Examine the material below. Gather every line in which the string "Temperatur" appears.

▶ [DATA SECTION]
>>

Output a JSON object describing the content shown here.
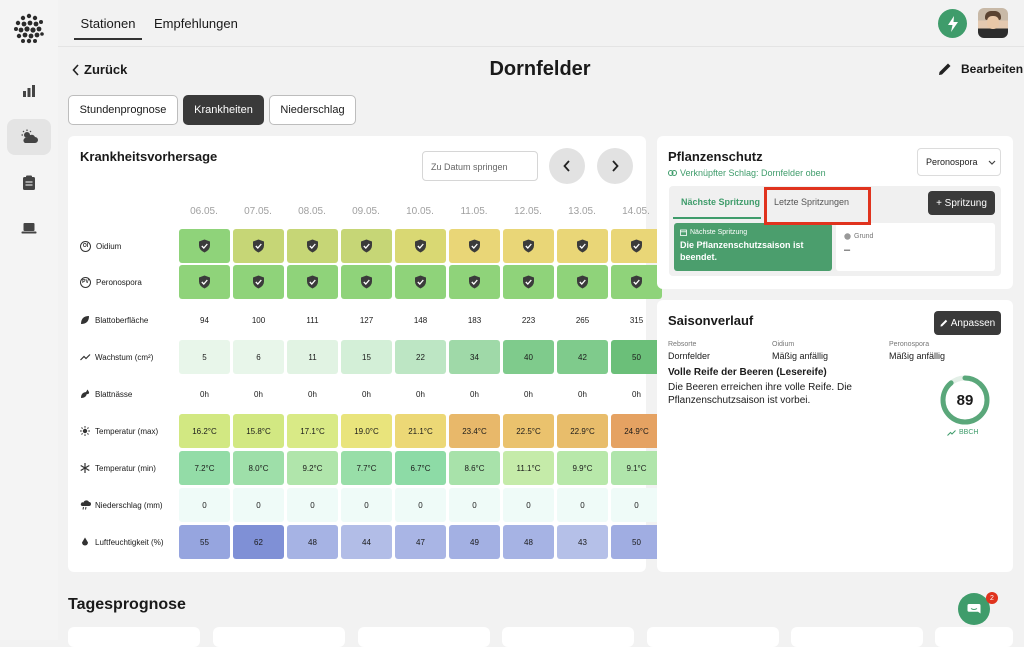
{
  "nav": {
    "tabs": [
      "Stationen",
      "Empfehlungen"
    ],
    "active_tab": "Stationen"
  },
  "header": {
    "back_label": "Zurück",
    "title": "Dornfelder",
    "edit_label": "Bearbeiten"
  },
  "view_tabs": [
    "Stundenprognose",
    "Krankheiten",
    "Niederschlag"
  ],
  "active_view": "Krankheiten",
  "disease_card": {
    "title": "Krankheitsvorhersage",
    "date_jump_placeholder": "Zu Datum springen",
    "dates": [
      "06.05.",
      "07.05.",
      "08.05.",
      "09.05.",
      "10.05.",
      "11.05.",
      "12.05.",
      "13.05.",
      "14.05."
    ],
    "rows": [
      {
        "label": "Oidium",
        "icon": "badge-oi",
        "badge": "OI",
        "kind": "shield",
        "values": [
          "",
          "",
          "",
          "",
          "",
          "",
          "",
          "",
          ""
        ],
        "colors": [
          "#8fd37a",
          "#c6d676",
          "#c6d676",
          "#c6d676",
          "#d9d873",
          "#e9d677",
          "#e9d677",
          "#e9d677",
          "#e9d677"
        ]
      },
      {
        "label": "Peronospora",
        "icon": "badge-pv",
        "badge": "PV",
        "kind": "shield",
        "values": [
          "",
          "",
          "",
          "",
          "",
          "",
          "",
          "",
          ""
        ],
        "colors": [
          "#8fd37a",
          "#8fd37a",
          "#8fd37a",
          "#8fd37a",
          "#8fd37a",
          "#8fd37a",
          "#8fd37a",
          "#8fd37a",
          "#8fd37a"
        ]
      },
      {
        "label": "Blattoberfläche",
        "icon": "leaf-icon",
        "kind": "plain",
        "values": [
          "94",
          "100",
          "111",
          "127",
          "148",
          "183",
          "223",
          "265",
          "315"
        ],
        "colors": []
      },
      {
        "label": "Wachstum (cm²)",
        "icon": "trend-up-icon",
        "kind": "value",
        "values": [
          "5",
          "6",
          "11",
          "15",
          "22",
          "34",
          "40",
          "42",
          "50"
        ],
        "colors": [
          "#e8f6ea",
          "#e8f6ea",
          "#e1f3e3",
          "#d3efd7",
          "#bde6c4",
          "#9fd9a8",
          "#7fcb8c",
          "#7fcb8c",
          "#6bbf79"
        ]
      },
      {
        "label": "Blattnässe",
        "icon": "leaf-drop-icon",
        "kind": "plain",
        "values": [
          "0h",
          "0h",
          "0h",
          "0h",
          "0h",
          "0h",
          "0h",
          "0h",
          "0h"
        ],
        "colors": []
      },
      {
        "label": "Temperatur (max)",
        "icon": "sun-icon",
        "kind": "value",
        "values": [
          "16.2°C",
          "15.8°C",
          "17.1°C",
          "19.0°C",
          "21.1°C",
          "23.4°C",
          "22.5°C",
          "22.9°C",
          "24.9°C"
        ],
        "colors": [
          "#d2e882",
          "#d2e882",
          "#d9ea86",
          "#e9e47c",
          "#ecd876",
          "#e8b86a",
          "#eac26d",
          "#e8bd6b",
          "#e5a262"
        ]
      },
      {
        "label": "Temperatur (min)",
        "icon": "snowflake-icon",
        "kind": "value",
        "values": [
          "7.2°C",
          "8.0°C",
          "9.2°C",
          "7.7°C",
          "6.7°C",
          "8.6°C",
          "11.1°C",
          "9.9°C",
          "9.1°C"
        ],
        "colors": [
          "#93dca7",
          "#9edfa9",
          "#b0e5ab",
          "#98dea8",
          "#8ddba6",
          "#a8e2aa",
          "#c5eba9",
          "#b8e8aa",
          "#b0e5ab"
        ]
      },
      {
        "label": "Niederschlag (mm)",
        "icon": "rain-icon",
        "kind": "value",
        "values": [
          "0",
          "0",
          "0",
          "0",
          "0",
          "0",
          "0",
          "0",
          "0"
        ],
        "colors": [
          "#effbf8",
          "#effbf8",
          "#effbf8",
          "#effbf8",
          "#effbf8",
          "#effbf8",
          "#effbf8",
          "#effbf8",
          "#effbf8"
        ]
      },
      {
        "label": "Luftfeuchtigkeit (%)",
        "icon": "drop-icon",
        "kind": "value",
        "values": [
          "55",
          "62",
          "48",
          "44",
          "47",
          "49",
          "48",
          "43",
          "50"
        ],
        "colors": [
          "#96a5df",
          "#7f90d6",
          "#a6b3e4",
          "#b2bde7",
          "#a9b5e5",
          "#a3b0e3",
          "#a6b3e4",
          "#b5c0e8",
          "#a0ade2"
        ]
      }
    ]
  },
  "protection_card": {
    "title": "Pflanzenschutz",
    "linked": "Verknüpfter Schlag: Dornfelder oben",
    "dropdown_value": "Peronospora",
    "tabs": [
      "Nächste Spritzung",
      "Letzte Spritzungen"
    ],
    "active_tab": "Nächste Spritzung",
    "add_button": "+ Spritzung",
    "next_label": "Nächste Spritzung",
    "next_message": "Die Pflanzenschutzsaison ist beendet.",
    "reason_label": "Grund",
    "reason_value": "–"
  },
  "season_card": {
    "title": "Saisonverlauf",
    "adjust_button": "Anpassen",
    "meta": [
      {
        "key": "Rebsorte",
        "value": "Dornfelder"
      },
      {
        "key": "Oidium",
        "value": "Mäßig anfällig"
      },
      {
        "key": "Peronospora",
        "value": "Mäßig anfällig"
      }
    ],
    "stage_title": "Volle Reife der Beeren (Lesereife)",
    "stage_desc": "Die Beeren erreichen ihre volle Reife. Die Pflanzenschutzsaison ist vorbei.",
    "bbch_value": "89",
    "bbch_progress": 0.89,
    "bbch_label": "BBCH"
  },
  "section_title": "Tagesprognose",
  "chat_badge": "2",
  "colors": {
    "accent": "#3f9c6b",
    "dark_button": "#3a3a3a",
    "highlight": "#e0331e"
  }
}
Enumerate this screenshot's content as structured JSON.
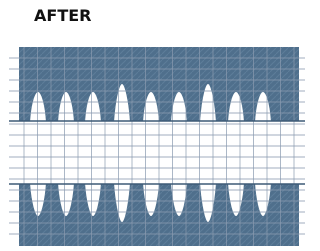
{
  "header": {
    "title": "AFTER"
  }
}
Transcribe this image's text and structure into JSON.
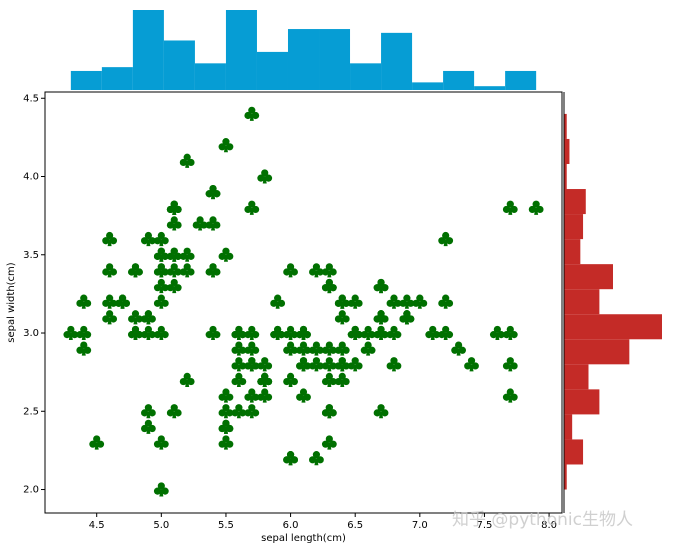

<<

▶ [SOLVED EXERCISE]
        "label": "Temperatur (max)",
        "label": "Temperatur (min)",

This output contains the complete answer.